SOURCE EXCERPT
▼
As the thirteenth running of the A-League draws ever nearer and excitement builds around what promises to be another gripping season, membership numbers continue to build, new international signings arrive and fresh kits are unveiled.
The game has ridden a wave of ups and downs over the years and the current state of play sees the league looking healthy yet suffering from something akin to an irritating and lingering sore throat that pops up each morning.
No matter how much Vitamin C or echinacea you throw at it, it rears its head each day just to remind you that things are not quite right and that more time is required before the lurgee is defeated.
Putting it in football terms, some extremely poor crowd figures in particular cities, the ongoing battle for a more significant presence on free-to-air television and the task of developing our young players to international standard on our own shores, continue to cause discussion and debate.
Seeing Wellington increase its supporter base, creating a comfy home on Channel Ten with the new backing of CBS and better development of youth, particularly attacking players, should be three of the key objectives for the powers at be.
There is no magic formula and time is the greatest ally that football in Australia has. However, sitting back and waiting for the natural evolution of football, as it morphs into the beast which it will undoubtedly become, isn’t the best course to follow.
Aggressive marketing, junior development and attracting fans of the international game to the league, are three key components in increasing the speed of the wave that football currently rides.
There is no doom and gloom, merely some tough decisions and moments ahead, where patience and poise will be key.
Expansion can’t be too far away, surely, and promotion-relegation must happen. Short term pain for long term gain might be a realistic part of the equation.
In identifying some of the future challenges and speed bumps ahead, it is dangerous to spread negativity or fatalism. Football will thrive, there is no doubt about that. There are so many young people playing the game, especially women, that the transfer of numbers will eventually take place.
However, the challenge of connecting the millions of footballing loving people in Australia to the A-League, to the point where they join clubs and attend matches more frequently, is our primary challenge.
Personally, I am surprised it hasn’t occurred already.
When I look at the A-League I see something that many don’t. Certainly the Euro snob crowd don’t, nor do some hard core supporters of other codes, who, unlike me, pitch their tent in one game and fail to see the skill and merit across a broader range of sports.
So what do I see when I look at the A-League? The word ‘see’ is vital in that question. I can see it live and in prime time.
For generations Australians have watched football in the most inconvenient and offensive time zones. Watching EPL teams at three a.m. in the morning with match sticks in my eyes does my productivity at work no favours. Most European leagues fall into this category.
Major League Soccer in the U.S.A is a far more attractive option, as are some of the La Liga games which often hit our screens around eight or nine pm.
While some might suggest it foolish to include time zone and accessibility as a point of attractiveness for the A-League, one only has to think back to the uproar around the change in broadcaster rights for the EPL.
Foxtel customers were furious, sceptical of download speeds and reliability issues. They didn’t want a second box or tablet viewing while huddled under a doona.
▲
EXTRACTED MATERIAL
▼
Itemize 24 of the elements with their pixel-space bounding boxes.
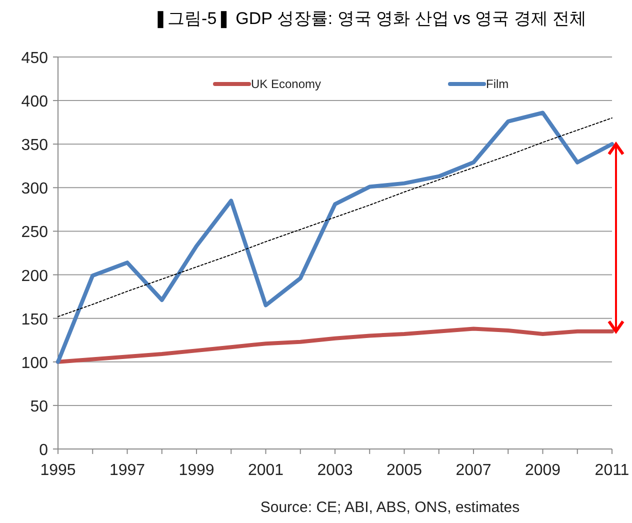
y-tick-label: 250 <box>21 224 48 242</box>
x-tick-label: 1997 <box>109 462 146 479</box>
y-tick-label: 400 <box>21 94 48 111</box>
legend-label: Film <box>486 77 509 91</box>
y-tick-label: 0 <box>39 442 48 459</box>
source-note: Source: CE; ABI, ABS, ONS, estimates <box>260 499 520 516</box>
y-tick-label: 50 <box>30 398 48 416</box>
x-tick-label: 1999 <box>178 462 214 479</box>
y-tick-label: 100 <box>21 354 48 372</box>
y-tick-label: 150 <box>21 311 48 328</box>
y-tick-label: 450 <box>21 50 48 67</box>
y-tick-label: 200 <box>21 268 48 285</box>
y-tick-label: 300 <box>21 180 48 198</box>
x-tick-label: 2003 <box>317 462 353 479</box>
line-series <box>58 117 612 318</box>
x-tick-label: 2011 <box>594 462 630 479</box>
chart-title: ❚그림-5❚ GDP 성장률: 영국 영화 산업 vs 영국 경제 전체 <box>153 9 587 29</box>
x-tick-label: 2007 <box>456 462 492 479</box>
x-tick-label: 2009 <box>524 462 561 479</box>
y-tick-label: 350 <box>21 137 48 154</box>
x-tick-label: 1995 <box>40 462 76 479</box>
x-tick-label: 2001 <box>248 462 284 479</box>
x-tick-label: 2005 <box>386 462 422 479</box>
legend-label: UK Economy <box>251 77 322 91</box>
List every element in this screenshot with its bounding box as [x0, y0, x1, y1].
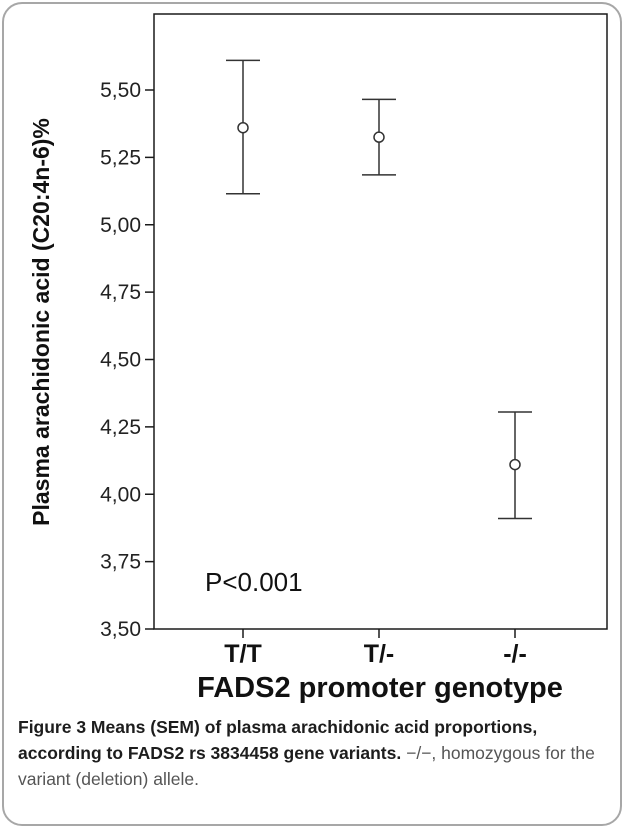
- mean-point: [509, 458, 521, 471]
- y-tick-label: 5,50: [100, 79, 141, 102]
- y-tick-label: 5,00: [100, 214, 141, 237]
- error-bar-group: [362, 98, 396, 176]
- x-tick-label: -/-: [503, 640, 527, 668]
- x-tick-label: T/T: [224, 640, 262, 668]
- mean-point: [373, 131, 385, 143]
- error-bar-group: [498, 411, 532, 520]
- y-tick-label: 5,25: [100, 146, 141, 169]
- y-tick-label: 4,25: [100, 416, 141, 439]
- chart-marks: [226, 59, 532, 520]
- x-axis-label: FADS2 promoter genotype: [197, 672, 563, 704]
- y-tick-label: 3,50: [100, 618, 141, 641]
- y-tick-label: 4,50: [100, 349, 141, 372]
- y-tick-label: 4,00: [100, 483, 141, 506]
- figure-caption: Figure 3 Means (SEM) of plasma arachidon…: [18, 714, 610, 792]
- x-axis: T/T T/- -/-: [224, 629, 527, 668]
- y-tick-label: 3,75: [100, 551, 141, 574]
- error-bar-chart: 3,50 3,75 4,00 4,25 4,50 4,75 5,00 5,25 5,50 T/T…: [28, 13, 608, 704]
- p-value-annotation: P<0.001: [205, 567, 303, 597]
- plot-area: [153, 13, 608, 630]
- caption-text: −/−, homozygous for the variant (deletio…: [18, 743, 595, 789]
- caption-title: Figure 3 Means (SEM) of plasma arachidon…: [18, 717, 538, 763]
- figure-frame: [2, 2, 622, 826]
- error-bar-group: [226, 59, 260, 195]
- x-tick-label: T/-: [364, 640, 395, 668]
- y-tick-label: 4,75: [100, 281, 141, 304]
- y-axis-label: Plasma arachidonic acid (C20:4n-6)%: [28, 118, 54, 526]
- y-axis: 3,50 3,75 4,00 4,25 4,50 4,75 5,00 5,25 5,50: [100, 79, 154, 641]
- mean-point: [237, 121, 249, 134]
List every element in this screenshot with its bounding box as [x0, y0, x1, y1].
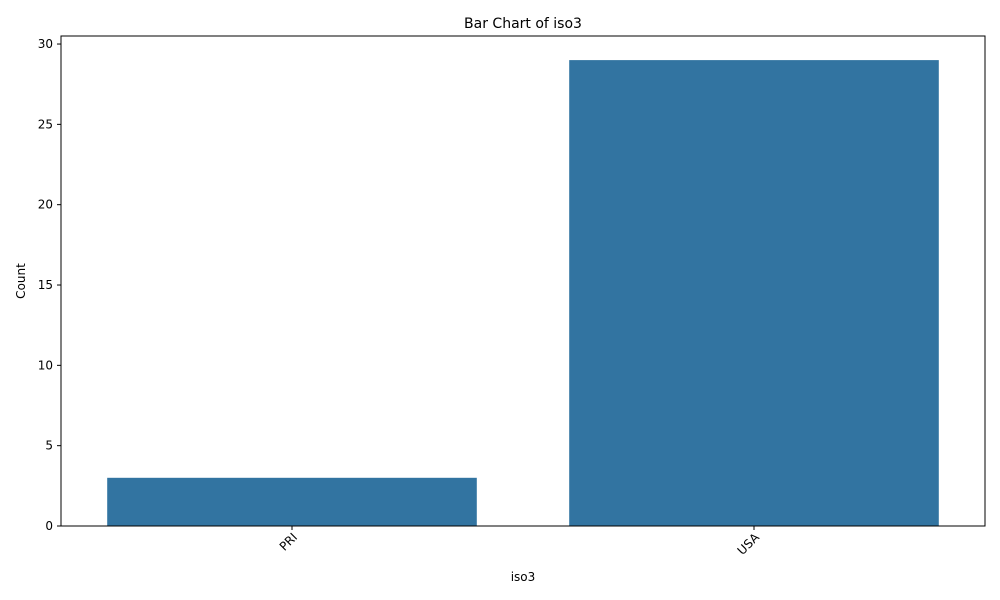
- bar-usa: [569, 60, 939, 526]
- y-axis: 0 5 10 15 20 25 30: [38, 37, 61, 533]
- y-tick-label: 30: [38, 37, 53, 51]
- y-tick-label: 10: [38, 358, 53, 372]
- x-tick-label: USA: [735, 530, 763, 558]
- y-axis-label: Count: [14, 263, 28, 299]
- y-tick-label: 0: [45, 519, 53, 533]
- x-tick-label: PRI: [277, 530, 300, 553]
- chart-title: Bar Chart of iso3: [464, 16, 582, 32]
- y-tick-label: 25: [38, 117, 53, 131]
- x-axis-label: iso3: [511, 570, 536, 584]
- bar-pri: [107, 477, 477, 526]
- plot-frame: [60, 35, 986, 527]
- x-axis: PRI USA: [277, 526, 763, 558]
- y-tick-label: 5: [45, 439, 53, 453]
- y-tick-label: 15: [38, 278, 53, 292]
- y-tick-label: 20: [38, 198, 53, 212]
- bars-layer: [107, 60, 939, 526]
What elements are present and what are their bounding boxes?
▲
REQUEST 1
Write out the A-League article word for word, everything from "There is no magic" down to "football currently rides.".
REQUEST 2
Pick up the article on the A-League after its final sentence and keep writing it.

TASK OUTPUT 1
There is no magic formula and time is the greatest ally that football in Australia has. However, sitting back and waiting for the natural evolution of football, as it morphs into the beast which it will undoubtedly become, isn’t the best course to follow.
Aggressive marketing, junior development and attracting fans of the international game to the league, are three key components in increasing the speed of the wave that football currently rides.

TASK OUTPUT 2
The number of people who voted with their feet and are watching far less EPL than in previous years, myself included, is considerable.
Optus’ 2016 figures saw an 11.8 per cent decrease in profits despite a solid pickup in handset growth. Early 2017 figures suggested financial growth and a first step towards a payoff on their $189 million investment. Yet data from late 2016 suggested a drop off (10 per cent, approximately) in the number of Australians engaging with the EPL content.
Unless my allegiance lay with the big six, why would I bother? My league is accessible, supported by excellent midweek programs and viewed live in HD.
This season, as is mostly the case, predicting the winners of the A-League will prove immensely difficult. One would think Sydney FC, Melbourne Victory and Melbourne City will be strong once again. The Wanderers look extremely powerful and should feature once they have introduced themselves to each other and Perth, Brisbane and a rebuilt Adelaide should never be written off.
The Mariners will go in as youthful dark horses and the Jets and Phoenix will tail off most people’s pre-season selections. At this stage, I am only prepared to write of three teams from championship contention.
The A-League honour roll has seen six of the ten current clubs nab the ‘toilet seat’ and two others suffer losses in the grand final. Compare that with the two-clubbed La Liga and the absurd financial domination of the big six in England’s top league, throw in Scotland and other examples and my local league stacks up pretty well for parity.
Watching my A-League club each week makes sense to me. I understand Sydney FC, the city, the people. I get the fact that Sydney is inhabited by elitist snobs who look down upon the rest of the nation. Secretly we are proud of our exorbitant housing prices, we smugly grin, knowing we are just that far ahead of interstate peasants.
Following a local team means much more because of the understanding and appreciation of the identity and fabric of the organisation. Sure I can cheer on West Ham United yet what knowledge and deep connection do I have to the ‘Irons’. Despite my Anglo-Celtic heritage, the bonds are peripheral and circumstantial.
Even more tenuous are connections to other teams I enjoy watching and loosely support. Paris St Germain and AC Milan are merely good looking strips that caught my eye, rather than organisations with whom I share a true relationship.
People still look at me oddly when I tell them the A-League is my favourite league and they openly question my sanity when I tell them that the FFA Cup is my favourite Cup competition.
They cite the value of the players, the quality of play and the lack of attendees and atmosphere that pervades many games. I can see their view yet there is something they are missing.
What they don’t get is the fact that not everyone in the broad footballing landscape of Australia wants to watch overpaid megastars with whom they have little or no affiliation, play in lopsided mismatches at an ungodly hour.
Some of us are happy to watch our domestic league, with all its failings, quirks and idiosyncrasies, knowing full well that in the years to come we will squeeze into packed stadiums to watch our heroes.
All the time remembering that we were there at the beginning, when we bickered, wavered and buckled under the weight of our own expectations.